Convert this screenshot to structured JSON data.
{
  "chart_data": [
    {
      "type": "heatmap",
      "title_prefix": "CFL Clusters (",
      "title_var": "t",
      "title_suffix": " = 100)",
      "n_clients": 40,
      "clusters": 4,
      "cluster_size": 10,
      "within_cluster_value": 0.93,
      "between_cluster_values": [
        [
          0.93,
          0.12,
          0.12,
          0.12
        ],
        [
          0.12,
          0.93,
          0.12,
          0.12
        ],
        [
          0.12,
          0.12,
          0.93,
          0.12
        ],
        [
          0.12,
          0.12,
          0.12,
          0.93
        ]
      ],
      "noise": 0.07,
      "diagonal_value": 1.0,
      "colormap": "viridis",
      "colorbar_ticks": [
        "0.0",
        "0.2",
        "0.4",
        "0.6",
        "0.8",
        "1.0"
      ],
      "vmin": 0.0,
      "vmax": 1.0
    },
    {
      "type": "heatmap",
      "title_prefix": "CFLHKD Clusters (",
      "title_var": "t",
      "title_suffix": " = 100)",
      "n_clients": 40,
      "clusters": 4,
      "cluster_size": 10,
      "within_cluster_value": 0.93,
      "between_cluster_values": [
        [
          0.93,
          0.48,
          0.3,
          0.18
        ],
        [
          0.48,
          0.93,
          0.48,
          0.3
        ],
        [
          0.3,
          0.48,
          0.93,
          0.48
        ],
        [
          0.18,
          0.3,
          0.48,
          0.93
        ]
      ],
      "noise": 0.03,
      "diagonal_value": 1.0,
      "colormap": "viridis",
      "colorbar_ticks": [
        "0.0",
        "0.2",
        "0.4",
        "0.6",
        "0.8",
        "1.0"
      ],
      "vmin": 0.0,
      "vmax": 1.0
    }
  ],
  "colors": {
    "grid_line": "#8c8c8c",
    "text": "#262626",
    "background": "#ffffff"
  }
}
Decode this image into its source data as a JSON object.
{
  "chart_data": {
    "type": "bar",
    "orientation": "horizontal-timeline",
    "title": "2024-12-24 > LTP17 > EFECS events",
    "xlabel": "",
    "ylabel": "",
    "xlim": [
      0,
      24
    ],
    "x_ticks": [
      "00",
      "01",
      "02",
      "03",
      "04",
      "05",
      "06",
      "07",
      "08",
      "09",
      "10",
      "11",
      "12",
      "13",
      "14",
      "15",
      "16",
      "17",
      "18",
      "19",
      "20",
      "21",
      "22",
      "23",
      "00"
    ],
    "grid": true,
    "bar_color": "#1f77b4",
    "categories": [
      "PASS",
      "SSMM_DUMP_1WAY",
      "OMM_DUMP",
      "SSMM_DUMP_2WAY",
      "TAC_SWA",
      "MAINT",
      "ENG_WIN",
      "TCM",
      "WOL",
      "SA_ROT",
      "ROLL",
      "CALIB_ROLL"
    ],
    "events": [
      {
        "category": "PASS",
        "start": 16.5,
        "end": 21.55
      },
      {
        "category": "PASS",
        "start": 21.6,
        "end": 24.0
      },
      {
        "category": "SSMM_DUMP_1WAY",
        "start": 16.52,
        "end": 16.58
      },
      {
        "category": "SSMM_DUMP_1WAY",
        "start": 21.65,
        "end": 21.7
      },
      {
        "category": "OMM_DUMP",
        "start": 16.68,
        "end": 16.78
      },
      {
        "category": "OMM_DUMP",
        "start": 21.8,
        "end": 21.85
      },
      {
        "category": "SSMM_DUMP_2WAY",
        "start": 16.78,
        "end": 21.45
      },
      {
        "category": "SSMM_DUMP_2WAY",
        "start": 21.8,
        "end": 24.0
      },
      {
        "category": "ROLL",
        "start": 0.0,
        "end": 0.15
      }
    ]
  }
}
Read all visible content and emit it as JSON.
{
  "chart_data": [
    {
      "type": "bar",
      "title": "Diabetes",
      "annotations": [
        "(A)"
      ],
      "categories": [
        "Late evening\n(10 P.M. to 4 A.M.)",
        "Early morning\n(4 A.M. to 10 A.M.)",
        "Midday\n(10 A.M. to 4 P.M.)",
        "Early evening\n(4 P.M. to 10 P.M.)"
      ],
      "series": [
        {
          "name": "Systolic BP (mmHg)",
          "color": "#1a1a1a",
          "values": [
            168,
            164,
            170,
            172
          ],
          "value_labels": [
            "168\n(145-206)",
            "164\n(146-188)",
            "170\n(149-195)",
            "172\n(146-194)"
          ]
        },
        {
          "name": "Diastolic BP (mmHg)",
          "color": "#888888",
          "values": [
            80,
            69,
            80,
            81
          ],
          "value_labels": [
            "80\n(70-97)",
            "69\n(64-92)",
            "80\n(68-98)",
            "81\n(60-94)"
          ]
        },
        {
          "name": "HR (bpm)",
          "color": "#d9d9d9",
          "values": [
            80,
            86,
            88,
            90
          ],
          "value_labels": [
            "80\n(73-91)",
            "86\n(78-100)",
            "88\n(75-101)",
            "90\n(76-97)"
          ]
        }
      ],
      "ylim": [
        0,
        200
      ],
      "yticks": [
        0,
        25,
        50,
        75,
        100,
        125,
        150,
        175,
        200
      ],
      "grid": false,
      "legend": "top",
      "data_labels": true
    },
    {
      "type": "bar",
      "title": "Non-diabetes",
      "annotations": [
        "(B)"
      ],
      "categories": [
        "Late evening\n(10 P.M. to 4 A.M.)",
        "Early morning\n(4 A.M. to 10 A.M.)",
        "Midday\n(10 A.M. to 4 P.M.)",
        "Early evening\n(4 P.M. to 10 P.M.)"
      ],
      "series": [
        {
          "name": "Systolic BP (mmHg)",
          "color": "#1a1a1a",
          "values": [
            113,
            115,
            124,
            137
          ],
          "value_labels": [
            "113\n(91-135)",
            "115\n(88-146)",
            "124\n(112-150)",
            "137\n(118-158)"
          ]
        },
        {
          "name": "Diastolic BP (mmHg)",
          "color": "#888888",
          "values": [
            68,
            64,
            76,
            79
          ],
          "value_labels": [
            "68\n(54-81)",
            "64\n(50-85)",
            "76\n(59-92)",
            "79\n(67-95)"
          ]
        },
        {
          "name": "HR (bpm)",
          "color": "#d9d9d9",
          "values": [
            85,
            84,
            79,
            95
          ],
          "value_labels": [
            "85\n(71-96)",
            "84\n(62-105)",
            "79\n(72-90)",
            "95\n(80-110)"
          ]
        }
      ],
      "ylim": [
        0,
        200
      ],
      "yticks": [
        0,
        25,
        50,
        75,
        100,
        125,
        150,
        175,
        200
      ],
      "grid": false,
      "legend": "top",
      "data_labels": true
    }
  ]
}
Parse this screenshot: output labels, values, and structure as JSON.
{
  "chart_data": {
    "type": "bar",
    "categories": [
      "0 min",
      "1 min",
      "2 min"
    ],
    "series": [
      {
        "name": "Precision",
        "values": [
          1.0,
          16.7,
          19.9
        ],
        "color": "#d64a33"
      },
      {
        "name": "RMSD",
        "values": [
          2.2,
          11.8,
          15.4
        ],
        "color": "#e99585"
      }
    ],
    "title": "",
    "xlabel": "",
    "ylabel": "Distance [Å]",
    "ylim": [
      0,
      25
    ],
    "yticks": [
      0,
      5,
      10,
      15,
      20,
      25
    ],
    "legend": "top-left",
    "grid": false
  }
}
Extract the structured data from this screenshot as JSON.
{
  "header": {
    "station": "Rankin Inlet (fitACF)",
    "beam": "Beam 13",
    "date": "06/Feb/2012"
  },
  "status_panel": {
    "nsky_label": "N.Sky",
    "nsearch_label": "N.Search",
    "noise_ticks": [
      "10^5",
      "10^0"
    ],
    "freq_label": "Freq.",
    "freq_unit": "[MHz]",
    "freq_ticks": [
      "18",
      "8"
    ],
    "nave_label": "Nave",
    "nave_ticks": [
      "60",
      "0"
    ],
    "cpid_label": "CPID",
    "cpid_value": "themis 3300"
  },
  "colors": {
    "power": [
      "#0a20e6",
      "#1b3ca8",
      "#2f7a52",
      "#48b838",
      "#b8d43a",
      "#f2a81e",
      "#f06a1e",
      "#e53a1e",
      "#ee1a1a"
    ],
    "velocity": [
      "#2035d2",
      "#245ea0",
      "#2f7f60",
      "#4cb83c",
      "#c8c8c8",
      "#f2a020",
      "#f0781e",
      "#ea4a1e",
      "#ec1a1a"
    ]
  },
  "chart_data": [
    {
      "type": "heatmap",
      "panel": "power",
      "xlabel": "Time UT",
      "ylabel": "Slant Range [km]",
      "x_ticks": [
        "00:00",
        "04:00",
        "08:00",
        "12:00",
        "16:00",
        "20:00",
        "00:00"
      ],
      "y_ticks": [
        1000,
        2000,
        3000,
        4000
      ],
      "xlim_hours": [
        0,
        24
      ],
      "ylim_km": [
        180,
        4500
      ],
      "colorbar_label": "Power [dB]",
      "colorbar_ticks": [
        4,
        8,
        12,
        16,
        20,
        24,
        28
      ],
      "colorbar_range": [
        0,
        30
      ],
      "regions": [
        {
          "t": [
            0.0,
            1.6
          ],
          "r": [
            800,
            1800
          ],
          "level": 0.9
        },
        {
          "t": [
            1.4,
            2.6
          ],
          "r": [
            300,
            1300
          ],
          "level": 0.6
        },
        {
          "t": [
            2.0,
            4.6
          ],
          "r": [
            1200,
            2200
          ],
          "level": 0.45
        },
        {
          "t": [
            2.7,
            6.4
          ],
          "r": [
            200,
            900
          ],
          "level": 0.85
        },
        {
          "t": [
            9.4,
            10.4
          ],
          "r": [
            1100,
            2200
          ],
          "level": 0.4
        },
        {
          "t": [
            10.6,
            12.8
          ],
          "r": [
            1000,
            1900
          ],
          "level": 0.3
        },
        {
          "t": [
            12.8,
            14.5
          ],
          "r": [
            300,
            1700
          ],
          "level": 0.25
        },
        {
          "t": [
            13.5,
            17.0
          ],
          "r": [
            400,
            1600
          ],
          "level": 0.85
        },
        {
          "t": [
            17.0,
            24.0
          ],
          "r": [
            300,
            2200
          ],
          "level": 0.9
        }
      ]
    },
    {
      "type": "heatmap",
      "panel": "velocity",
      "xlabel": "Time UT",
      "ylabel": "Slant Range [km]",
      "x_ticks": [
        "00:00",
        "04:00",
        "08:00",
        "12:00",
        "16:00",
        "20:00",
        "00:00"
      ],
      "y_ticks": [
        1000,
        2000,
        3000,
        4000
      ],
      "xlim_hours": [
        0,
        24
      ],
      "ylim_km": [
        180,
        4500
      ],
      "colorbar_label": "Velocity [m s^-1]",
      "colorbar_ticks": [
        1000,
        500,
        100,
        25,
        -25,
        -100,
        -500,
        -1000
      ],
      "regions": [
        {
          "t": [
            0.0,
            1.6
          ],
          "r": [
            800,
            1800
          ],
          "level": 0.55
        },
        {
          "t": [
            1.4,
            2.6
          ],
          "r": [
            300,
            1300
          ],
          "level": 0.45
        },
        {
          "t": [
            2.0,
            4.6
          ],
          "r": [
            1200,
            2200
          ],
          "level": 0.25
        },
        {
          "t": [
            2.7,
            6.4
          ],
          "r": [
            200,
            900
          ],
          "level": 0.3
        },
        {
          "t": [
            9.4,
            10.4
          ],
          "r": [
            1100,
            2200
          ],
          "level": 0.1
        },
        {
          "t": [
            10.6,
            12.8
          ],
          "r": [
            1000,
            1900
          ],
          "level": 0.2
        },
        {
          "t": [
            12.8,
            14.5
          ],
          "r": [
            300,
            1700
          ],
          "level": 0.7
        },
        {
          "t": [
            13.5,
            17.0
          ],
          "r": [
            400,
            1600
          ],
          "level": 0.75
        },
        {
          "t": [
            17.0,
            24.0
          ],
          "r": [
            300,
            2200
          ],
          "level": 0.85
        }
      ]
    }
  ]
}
□ □ □ □ □ □ □
**Task objective**.
Say how many lines in the records above hold "ylabel", and give no other text.

**Exercise output**.
4